■ Information provided:
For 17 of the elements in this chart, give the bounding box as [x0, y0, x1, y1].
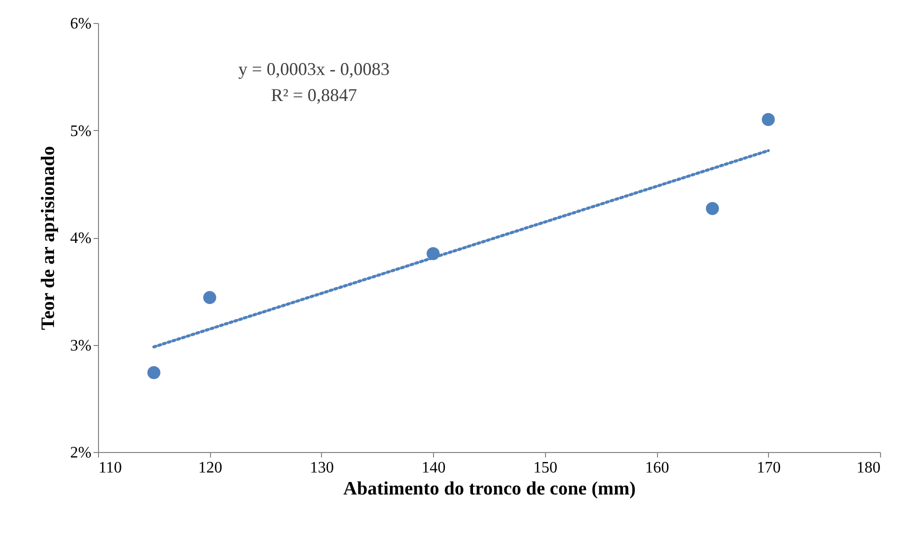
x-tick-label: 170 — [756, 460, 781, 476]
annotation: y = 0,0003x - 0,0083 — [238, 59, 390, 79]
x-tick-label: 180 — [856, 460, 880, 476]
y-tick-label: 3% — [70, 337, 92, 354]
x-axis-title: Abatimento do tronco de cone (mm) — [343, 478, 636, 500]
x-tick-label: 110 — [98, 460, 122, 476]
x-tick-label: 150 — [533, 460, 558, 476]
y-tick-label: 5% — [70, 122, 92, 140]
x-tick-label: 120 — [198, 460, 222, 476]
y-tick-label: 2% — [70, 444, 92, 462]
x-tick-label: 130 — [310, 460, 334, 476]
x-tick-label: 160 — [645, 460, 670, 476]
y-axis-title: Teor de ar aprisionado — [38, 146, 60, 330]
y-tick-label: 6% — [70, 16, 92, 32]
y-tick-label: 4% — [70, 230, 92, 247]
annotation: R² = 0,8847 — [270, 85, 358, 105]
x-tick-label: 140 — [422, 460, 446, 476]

==

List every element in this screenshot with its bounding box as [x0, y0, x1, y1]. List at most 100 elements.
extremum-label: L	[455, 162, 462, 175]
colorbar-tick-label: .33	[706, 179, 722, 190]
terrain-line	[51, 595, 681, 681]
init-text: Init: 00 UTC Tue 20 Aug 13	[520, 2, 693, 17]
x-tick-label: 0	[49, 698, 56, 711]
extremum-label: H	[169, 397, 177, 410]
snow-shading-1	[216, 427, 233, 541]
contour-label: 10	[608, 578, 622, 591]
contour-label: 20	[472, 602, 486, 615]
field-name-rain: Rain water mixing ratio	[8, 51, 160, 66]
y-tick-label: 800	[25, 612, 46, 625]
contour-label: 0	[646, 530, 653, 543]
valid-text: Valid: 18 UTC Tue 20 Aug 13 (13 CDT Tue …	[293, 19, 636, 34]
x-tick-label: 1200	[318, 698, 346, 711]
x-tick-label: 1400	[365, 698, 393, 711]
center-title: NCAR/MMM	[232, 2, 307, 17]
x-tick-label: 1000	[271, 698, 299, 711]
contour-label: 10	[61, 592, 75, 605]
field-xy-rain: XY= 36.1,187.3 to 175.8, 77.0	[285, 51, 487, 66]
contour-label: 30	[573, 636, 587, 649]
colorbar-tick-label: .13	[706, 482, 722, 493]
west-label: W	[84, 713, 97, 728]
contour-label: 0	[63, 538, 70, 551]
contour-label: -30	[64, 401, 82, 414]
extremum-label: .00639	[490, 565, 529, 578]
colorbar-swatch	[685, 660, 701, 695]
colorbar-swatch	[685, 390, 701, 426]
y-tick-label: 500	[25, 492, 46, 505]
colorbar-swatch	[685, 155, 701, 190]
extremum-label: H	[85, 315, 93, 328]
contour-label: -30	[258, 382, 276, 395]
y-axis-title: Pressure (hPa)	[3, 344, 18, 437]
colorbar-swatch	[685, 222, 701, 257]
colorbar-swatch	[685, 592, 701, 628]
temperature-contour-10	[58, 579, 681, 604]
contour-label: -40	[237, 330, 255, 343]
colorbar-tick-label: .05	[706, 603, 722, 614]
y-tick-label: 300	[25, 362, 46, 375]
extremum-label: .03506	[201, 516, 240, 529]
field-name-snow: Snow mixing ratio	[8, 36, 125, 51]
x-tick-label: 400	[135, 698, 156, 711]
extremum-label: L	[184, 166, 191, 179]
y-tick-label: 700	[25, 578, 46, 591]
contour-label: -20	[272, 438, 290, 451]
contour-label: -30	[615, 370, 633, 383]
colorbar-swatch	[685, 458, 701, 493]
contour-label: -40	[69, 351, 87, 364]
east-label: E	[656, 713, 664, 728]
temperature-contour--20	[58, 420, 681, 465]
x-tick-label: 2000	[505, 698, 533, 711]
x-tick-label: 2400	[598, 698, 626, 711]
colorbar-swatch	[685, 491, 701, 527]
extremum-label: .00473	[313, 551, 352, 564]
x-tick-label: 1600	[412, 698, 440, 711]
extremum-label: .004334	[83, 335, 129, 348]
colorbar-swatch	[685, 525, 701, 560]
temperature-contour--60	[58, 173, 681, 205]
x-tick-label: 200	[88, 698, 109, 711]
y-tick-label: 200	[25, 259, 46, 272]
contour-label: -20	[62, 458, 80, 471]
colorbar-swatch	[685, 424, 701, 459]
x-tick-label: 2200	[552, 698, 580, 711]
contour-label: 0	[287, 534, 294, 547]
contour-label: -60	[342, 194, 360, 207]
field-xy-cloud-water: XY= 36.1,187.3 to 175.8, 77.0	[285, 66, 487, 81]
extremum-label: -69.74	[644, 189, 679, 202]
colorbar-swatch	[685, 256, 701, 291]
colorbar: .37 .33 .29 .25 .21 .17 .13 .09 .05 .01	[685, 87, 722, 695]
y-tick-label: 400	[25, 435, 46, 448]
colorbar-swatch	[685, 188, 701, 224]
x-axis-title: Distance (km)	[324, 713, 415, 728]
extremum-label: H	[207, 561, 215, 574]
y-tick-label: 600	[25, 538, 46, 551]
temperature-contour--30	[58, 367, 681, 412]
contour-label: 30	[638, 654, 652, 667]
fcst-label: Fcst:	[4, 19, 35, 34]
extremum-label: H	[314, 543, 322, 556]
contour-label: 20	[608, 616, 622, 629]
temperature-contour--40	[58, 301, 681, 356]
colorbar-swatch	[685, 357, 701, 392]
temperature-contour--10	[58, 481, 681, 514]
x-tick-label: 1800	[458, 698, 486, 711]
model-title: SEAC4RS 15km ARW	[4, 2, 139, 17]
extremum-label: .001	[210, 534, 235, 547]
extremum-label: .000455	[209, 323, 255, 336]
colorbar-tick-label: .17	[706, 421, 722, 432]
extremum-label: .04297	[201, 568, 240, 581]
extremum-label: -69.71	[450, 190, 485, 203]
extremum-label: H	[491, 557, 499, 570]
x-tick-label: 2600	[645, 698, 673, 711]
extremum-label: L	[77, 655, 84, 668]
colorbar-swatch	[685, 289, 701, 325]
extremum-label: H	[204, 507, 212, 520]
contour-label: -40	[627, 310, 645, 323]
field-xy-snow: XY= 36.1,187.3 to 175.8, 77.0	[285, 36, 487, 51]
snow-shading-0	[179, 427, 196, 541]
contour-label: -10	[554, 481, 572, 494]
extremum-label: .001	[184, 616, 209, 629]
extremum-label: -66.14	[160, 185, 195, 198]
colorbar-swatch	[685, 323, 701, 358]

■ Stated problem: Copy out the lines from the one containing "List every element" to the one containing "698, 56, 711]", both included, without changing anything.

■ Solution to this exercise:
List every element in this screenshot with its bounding box as [x0, y0, x1, y1]. List at most 100 elements.
extremum-label: L	[455, 162, 462, 175]
colorbar-tick-label: .33	[706, 179, 722, 190]
terrain-line	[51, 595, 681, 681]
init-text: Init: 00 UTC Tue 20 Aug 13	[520, 2, 693, 17]
x-tick-label: 0	[49, 698, 56, 711]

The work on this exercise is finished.